## [Task instructions]
Out of the records below, copy all lines in which the word "title" occurs.

## [Task material]
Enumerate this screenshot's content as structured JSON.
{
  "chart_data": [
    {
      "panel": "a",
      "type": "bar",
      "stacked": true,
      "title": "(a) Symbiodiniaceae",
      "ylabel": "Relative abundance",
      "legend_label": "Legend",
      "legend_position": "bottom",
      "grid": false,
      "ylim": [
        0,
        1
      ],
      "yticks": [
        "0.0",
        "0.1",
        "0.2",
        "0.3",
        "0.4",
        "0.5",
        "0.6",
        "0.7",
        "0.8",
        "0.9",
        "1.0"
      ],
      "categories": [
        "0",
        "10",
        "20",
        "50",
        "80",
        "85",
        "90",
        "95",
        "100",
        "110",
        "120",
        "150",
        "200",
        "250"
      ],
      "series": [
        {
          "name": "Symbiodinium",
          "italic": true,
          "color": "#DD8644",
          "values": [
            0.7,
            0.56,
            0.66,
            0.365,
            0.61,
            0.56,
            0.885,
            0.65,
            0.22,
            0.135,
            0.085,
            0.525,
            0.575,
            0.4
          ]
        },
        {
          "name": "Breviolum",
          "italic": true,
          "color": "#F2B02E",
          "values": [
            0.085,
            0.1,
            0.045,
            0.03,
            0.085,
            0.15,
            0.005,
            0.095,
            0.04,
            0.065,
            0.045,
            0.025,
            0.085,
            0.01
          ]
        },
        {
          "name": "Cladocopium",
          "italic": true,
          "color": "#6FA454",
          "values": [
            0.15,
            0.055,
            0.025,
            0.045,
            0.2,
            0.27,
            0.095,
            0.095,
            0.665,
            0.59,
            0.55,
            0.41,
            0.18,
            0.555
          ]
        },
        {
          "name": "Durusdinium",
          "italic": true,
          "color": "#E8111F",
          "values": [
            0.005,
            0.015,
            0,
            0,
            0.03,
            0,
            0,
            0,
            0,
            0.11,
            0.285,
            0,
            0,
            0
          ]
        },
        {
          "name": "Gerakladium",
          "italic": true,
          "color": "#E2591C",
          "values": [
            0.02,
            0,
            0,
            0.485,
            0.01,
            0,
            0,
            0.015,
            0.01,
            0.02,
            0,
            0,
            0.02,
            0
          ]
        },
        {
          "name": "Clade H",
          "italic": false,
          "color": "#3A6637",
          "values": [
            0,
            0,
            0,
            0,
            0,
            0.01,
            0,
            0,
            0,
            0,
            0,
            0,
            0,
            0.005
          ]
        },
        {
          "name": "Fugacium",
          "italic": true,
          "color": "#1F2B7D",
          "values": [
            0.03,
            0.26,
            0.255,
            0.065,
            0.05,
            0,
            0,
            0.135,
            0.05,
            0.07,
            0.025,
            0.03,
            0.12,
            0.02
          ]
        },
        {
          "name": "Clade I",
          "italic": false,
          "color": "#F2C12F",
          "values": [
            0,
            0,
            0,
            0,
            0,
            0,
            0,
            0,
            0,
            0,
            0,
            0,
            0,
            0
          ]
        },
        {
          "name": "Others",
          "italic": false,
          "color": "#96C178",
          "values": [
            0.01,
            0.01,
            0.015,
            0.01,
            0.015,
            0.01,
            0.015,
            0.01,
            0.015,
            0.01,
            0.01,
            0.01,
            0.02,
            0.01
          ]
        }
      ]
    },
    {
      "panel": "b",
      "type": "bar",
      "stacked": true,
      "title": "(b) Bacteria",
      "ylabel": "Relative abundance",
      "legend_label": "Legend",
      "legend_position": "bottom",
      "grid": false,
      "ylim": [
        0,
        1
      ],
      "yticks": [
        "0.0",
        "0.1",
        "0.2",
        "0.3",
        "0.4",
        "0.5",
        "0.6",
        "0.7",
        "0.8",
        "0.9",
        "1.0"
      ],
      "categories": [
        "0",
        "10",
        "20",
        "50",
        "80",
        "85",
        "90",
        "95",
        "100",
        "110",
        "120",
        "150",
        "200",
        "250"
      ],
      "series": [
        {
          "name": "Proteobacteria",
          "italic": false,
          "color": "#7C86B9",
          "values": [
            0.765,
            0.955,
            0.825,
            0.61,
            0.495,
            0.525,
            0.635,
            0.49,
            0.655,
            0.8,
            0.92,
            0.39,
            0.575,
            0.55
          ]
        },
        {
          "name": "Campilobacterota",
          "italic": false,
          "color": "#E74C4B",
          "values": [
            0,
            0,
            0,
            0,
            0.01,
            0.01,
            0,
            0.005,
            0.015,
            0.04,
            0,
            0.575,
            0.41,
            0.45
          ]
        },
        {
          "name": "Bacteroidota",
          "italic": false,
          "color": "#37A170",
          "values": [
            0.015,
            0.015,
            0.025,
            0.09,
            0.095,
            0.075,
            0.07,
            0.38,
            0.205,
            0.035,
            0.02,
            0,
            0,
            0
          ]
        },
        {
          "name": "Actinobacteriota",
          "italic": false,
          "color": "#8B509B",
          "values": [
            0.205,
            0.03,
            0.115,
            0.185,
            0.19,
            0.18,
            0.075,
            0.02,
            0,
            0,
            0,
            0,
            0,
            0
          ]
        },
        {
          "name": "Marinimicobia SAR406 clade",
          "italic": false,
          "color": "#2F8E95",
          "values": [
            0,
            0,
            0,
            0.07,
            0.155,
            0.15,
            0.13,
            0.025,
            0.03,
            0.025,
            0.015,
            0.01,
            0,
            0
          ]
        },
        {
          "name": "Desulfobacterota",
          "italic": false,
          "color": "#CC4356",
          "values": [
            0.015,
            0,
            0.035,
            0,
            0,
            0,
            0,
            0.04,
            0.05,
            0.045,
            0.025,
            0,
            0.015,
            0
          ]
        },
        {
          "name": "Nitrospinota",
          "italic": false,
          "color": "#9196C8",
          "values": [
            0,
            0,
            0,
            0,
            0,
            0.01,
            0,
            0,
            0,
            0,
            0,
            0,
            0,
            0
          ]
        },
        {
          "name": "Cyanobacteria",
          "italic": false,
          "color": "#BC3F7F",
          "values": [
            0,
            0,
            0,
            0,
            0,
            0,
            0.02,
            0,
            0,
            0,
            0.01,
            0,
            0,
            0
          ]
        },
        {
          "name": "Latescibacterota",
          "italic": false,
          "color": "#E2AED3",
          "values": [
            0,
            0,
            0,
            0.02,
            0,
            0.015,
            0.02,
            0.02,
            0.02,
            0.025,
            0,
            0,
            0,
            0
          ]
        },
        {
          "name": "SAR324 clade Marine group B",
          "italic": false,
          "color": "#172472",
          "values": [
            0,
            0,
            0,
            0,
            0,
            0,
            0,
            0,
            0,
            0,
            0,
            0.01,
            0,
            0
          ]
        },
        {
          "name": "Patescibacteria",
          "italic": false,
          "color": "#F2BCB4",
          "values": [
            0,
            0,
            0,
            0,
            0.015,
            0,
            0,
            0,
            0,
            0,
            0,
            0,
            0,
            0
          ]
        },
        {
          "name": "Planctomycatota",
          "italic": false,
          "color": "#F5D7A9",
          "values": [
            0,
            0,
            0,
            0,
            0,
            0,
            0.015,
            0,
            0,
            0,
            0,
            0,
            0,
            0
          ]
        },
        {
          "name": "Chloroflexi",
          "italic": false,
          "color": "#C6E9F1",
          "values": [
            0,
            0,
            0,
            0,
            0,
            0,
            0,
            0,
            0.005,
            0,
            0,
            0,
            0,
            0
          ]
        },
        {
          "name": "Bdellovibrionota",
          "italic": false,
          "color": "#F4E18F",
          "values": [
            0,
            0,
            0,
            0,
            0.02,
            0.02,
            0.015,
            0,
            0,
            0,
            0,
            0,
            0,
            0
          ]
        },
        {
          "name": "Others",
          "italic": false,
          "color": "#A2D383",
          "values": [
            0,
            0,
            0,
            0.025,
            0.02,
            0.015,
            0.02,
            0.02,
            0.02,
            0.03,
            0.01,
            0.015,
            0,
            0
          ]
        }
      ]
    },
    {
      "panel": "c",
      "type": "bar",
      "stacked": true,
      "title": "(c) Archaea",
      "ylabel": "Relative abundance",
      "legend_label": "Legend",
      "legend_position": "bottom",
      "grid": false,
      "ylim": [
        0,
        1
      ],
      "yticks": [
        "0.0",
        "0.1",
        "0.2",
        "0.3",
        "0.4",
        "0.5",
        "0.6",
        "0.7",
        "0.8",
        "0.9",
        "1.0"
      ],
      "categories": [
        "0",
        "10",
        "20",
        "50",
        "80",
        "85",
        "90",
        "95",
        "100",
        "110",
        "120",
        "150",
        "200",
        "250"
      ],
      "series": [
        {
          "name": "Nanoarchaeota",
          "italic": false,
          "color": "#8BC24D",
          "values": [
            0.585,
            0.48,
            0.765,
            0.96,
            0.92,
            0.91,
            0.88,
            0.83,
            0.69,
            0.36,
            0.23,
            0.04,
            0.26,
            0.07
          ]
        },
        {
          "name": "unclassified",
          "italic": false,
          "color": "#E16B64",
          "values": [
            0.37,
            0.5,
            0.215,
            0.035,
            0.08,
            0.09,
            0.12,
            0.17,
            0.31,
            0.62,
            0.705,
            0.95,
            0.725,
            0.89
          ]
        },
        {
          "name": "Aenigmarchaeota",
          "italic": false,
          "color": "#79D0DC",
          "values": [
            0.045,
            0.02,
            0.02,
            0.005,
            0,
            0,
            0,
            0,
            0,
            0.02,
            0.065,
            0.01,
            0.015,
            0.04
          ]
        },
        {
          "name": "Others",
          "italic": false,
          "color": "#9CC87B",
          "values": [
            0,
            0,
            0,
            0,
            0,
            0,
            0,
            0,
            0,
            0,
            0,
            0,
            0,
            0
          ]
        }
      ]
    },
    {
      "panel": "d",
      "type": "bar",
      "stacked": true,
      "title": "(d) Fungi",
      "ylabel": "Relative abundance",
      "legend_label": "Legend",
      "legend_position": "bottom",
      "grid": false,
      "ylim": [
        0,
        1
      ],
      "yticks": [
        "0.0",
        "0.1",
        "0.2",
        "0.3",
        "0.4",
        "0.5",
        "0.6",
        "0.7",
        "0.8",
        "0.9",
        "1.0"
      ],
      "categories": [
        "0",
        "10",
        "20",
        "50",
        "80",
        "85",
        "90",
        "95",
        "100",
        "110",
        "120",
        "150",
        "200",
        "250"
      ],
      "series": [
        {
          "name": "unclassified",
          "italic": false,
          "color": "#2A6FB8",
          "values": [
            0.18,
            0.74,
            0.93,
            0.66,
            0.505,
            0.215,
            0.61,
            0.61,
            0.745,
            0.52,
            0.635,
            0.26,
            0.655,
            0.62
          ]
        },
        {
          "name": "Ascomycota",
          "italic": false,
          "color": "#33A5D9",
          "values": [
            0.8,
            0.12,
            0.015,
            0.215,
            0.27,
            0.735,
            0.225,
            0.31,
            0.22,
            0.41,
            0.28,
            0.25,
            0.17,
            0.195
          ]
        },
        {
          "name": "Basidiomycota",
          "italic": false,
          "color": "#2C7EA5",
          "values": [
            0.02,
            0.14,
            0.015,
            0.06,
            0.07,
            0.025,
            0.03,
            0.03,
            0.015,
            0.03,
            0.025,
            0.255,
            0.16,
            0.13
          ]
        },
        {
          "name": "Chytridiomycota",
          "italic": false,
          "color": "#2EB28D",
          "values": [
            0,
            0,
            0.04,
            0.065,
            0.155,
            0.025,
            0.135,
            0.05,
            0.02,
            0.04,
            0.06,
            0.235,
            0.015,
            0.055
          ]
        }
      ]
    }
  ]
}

## [Solution to this problem]
      "title": "(a) Symbiodiniaceae",
      "title": "(b) Bacteria",
      "title": "(c) Archaea",
      "title": "(d) Fungi",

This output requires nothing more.